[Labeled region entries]

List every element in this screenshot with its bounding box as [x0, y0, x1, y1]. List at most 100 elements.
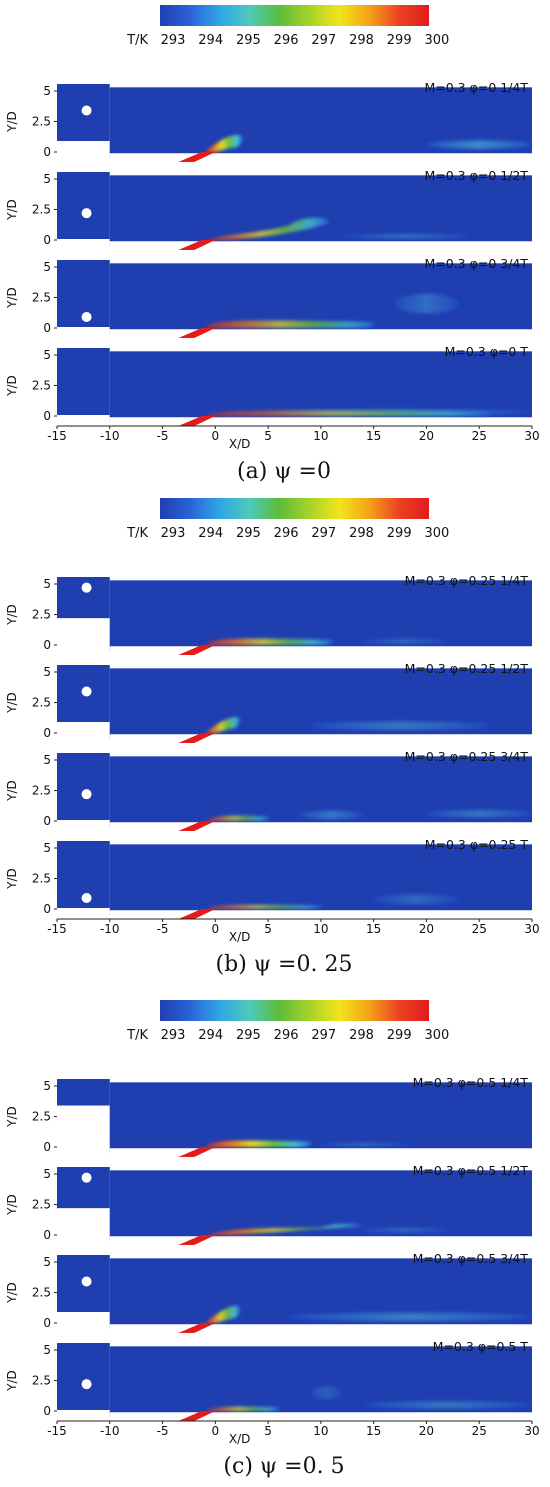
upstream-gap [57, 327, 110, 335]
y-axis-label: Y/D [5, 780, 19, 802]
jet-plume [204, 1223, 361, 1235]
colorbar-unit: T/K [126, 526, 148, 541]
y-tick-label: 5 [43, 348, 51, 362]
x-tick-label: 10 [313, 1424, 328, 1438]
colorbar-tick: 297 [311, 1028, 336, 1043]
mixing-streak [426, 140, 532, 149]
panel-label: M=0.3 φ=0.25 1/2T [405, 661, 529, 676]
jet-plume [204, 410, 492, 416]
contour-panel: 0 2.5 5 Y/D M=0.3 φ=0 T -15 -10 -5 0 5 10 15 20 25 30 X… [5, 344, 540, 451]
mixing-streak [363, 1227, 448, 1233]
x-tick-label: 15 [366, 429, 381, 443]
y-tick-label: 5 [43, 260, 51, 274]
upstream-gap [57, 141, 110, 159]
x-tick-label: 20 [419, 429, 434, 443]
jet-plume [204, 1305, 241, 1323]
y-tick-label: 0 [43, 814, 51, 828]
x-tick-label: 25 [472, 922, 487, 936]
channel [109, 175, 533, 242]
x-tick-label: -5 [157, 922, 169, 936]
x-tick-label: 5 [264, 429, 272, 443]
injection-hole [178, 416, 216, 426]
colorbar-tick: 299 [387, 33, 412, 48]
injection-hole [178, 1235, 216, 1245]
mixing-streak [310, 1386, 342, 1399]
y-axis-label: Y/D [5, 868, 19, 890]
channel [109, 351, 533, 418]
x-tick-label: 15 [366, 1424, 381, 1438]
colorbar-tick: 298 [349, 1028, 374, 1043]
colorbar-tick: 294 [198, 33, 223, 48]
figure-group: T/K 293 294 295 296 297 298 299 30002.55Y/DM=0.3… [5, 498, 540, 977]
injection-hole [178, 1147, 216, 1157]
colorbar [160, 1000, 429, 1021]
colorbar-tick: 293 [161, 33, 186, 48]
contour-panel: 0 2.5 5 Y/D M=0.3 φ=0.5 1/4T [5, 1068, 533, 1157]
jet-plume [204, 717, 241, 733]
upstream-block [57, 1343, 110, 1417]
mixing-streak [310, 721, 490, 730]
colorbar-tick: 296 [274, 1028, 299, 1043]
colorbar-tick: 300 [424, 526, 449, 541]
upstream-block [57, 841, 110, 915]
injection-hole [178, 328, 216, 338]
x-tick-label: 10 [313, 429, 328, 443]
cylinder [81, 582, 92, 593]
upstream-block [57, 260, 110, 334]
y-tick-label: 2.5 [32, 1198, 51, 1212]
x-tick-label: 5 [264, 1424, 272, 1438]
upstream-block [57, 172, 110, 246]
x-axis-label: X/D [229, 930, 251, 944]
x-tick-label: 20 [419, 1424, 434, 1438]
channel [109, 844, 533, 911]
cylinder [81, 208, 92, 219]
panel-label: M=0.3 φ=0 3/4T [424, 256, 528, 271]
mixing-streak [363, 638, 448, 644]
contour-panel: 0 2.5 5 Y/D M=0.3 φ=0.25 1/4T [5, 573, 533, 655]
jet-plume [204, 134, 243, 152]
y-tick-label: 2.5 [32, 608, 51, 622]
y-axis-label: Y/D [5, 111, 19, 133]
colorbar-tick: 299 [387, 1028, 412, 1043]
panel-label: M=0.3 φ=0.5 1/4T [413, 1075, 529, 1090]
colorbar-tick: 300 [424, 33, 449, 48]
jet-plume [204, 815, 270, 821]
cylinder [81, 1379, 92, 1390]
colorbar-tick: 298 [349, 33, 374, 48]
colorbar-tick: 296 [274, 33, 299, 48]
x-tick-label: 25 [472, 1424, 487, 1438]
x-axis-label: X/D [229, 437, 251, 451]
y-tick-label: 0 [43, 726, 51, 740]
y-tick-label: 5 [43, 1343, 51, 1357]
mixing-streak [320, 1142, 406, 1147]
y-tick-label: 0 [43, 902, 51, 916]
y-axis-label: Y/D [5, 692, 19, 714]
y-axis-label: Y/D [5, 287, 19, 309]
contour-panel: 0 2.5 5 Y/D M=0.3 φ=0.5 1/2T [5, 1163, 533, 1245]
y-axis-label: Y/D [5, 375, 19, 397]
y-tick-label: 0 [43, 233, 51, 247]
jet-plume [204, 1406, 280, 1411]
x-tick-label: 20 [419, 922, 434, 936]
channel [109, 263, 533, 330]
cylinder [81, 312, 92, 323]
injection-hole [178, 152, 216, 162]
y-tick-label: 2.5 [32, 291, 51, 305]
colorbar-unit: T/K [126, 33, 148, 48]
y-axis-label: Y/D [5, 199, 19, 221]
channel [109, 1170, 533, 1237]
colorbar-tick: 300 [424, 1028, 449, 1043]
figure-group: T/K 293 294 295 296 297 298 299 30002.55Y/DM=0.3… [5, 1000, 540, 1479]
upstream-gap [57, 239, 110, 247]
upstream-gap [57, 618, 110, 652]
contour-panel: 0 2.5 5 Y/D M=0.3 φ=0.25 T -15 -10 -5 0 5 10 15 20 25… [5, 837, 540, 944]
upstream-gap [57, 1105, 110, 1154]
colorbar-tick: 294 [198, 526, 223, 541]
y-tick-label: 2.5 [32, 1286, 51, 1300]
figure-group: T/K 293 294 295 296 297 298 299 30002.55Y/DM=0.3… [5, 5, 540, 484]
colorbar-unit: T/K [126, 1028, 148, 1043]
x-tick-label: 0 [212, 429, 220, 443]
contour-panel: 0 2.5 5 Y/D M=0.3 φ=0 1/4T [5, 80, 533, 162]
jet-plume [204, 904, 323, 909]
* * *
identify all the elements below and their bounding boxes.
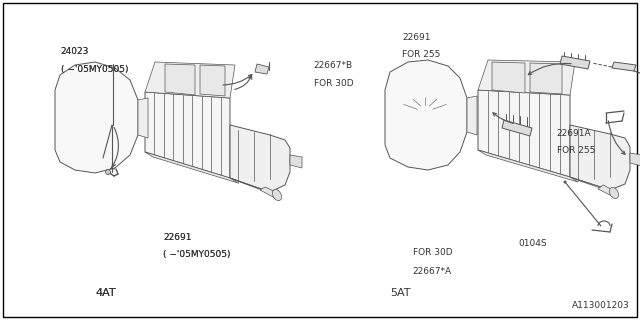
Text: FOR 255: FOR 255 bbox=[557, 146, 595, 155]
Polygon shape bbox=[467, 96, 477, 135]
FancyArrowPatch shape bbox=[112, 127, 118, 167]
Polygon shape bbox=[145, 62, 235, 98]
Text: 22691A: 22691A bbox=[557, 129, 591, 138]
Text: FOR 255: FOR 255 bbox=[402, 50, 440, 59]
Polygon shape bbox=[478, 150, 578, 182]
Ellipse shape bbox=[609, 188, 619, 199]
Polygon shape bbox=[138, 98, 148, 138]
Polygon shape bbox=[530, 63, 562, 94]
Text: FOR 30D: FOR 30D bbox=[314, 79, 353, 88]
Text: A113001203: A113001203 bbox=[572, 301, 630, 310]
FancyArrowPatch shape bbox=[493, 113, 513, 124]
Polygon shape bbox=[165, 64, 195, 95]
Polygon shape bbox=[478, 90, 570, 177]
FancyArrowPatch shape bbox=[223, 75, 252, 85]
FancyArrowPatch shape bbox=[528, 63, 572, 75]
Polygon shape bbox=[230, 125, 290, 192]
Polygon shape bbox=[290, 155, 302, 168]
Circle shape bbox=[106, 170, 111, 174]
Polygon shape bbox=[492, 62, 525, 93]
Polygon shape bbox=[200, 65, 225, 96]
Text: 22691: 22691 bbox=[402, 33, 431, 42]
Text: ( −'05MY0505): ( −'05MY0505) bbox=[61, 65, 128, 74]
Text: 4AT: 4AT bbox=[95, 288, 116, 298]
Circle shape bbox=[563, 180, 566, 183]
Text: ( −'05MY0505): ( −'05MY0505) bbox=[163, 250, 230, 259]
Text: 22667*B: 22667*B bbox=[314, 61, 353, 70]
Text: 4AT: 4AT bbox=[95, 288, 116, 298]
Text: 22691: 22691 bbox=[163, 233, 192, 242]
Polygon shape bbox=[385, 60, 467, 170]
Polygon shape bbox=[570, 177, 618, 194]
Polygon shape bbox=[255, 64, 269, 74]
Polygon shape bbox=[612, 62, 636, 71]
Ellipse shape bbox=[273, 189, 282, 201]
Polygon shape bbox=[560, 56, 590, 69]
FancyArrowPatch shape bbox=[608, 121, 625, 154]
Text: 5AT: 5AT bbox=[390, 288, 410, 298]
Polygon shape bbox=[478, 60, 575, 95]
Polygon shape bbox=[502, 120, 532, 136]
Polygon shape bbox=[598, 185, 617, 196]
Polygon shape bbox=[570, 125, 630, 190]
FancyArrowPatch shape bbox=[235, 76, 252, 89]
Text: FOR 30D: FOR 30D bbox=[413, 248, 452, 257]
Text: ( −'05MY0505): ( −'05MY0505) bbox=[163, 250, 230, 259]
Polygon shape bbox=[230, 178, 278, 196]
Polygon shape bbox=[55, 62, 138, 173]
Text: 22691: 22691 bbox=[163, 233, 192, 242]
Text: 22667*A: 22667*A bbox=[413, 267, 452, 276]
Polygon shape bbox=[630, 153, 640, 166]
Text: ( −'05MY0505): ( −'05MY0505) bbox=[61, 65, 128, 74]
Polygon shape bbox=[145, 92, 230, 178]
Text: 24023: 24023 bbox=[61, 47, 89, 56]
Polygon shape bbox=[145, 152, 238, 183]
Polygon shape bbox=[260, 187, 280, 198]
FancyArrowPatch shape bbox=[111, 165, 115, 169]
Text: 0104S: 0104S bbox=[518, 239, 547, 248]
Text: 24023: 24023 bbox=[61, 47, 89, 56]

- WRITTEN REQUEST
Please rewrite the lines from the line with "upstream-gap [57, 327, 110, 335]" up to and including the line with "cylinder [81, 582, 92, 593]", swapping "injection-hole" for "injection-port" and changing nothing else. Give only those lines.

- RESPONSE
upstream-gap [57, 327, 110, 335]
y-axis-label: Y/D [5, 780, 19, 802]
jet-plume [204, 1223, 361, 1235]
colorbar-unit: T/K [126, 526, 148, 541]
y-tick-label: 5 [43, 348, 51, 362]
x-tick-label: 10 [313, 1424, 328, 1438]
colorbar-tick: 297 [311, 1028, 336, 1043]
mixing-streak [426, 140, 532, 149]
panel-label: M=0.3 φ=0.25 1/2T [405, 661, 529, 676]
jet-plume [204, 410, 492, 416]
contour-panel: 0 2.5 5 Y/D M=0.3 φ=0 T -15 -10 -5 0 5 10 15 20 25 30 X… [5, 344, 540, 451]
mixing-streak [363, 1227, 448, 1233]
x-tick-label: 15 [366, 429, 381, 443]
y-tick-label: 5 [43, 260, 51, 274]
upstream-gap [57, 141, 110, 159]
x-tick-label: 20 [419, 429, 434, 443]
jet-plume [204, 1305, 241, 1323]
y-tick-label: 0 [43, 814, 51, 828]
x-tick-label: 25 [472, 922, 487, 936]
channel [109, 175, 533, 242]
x-tick-label: -5 [157, 922, 169, 936]
x-tick-label: 5 [264, 429, 272, 443]
injection-port [178, 416, 216, 426]
colorbar-tick: 299 [387, 33, 412, 48]
injection-port [178, 1235, 216, 1245]
mixing-streak [310, 1386, 342, 1399]
y-axis-label: Y/D [5, 868, 19, 890]
channel [109, 351, 533, 418]
x-tick-label: 15 [366, 1424, 381, 1438]
colorbar-tick: 298 [349, 1028, 374, 1043]
colorbar-tick: 294 [198, 33, 223, 48]
figure-group: T/K 293 294 295 296 297 298 299 30002.55Y/DM=0.3… [5, 498, 540, 977]
injection-port [178, 1147, 216, 1157]
colorbar [160, 1000, 429, 1021]
colorbar-tick: 293 [161, 33, 186, 48]
contour-panel: 0 2.5 5 Y/D M=0.3 φ=0.5 1/4T [5, 1068, 533, 1157]
jet-plume [204, 717, 241, 733]
upstream-block [57, 1343, 110, 1417]
mixing-streak [310, 721, 490, 730]
colorbar-tick: 296 [274, 1028, 299, 1043]
colorbar-tick: 300 [424, 526, 449, 541]
upstream-block [57, 841, 110, 915]
injection-port [178, 328, 216, 338]
x-tick-label: 10 [313, 429, 328, 443]
cylinder [81, 582, 92, 593]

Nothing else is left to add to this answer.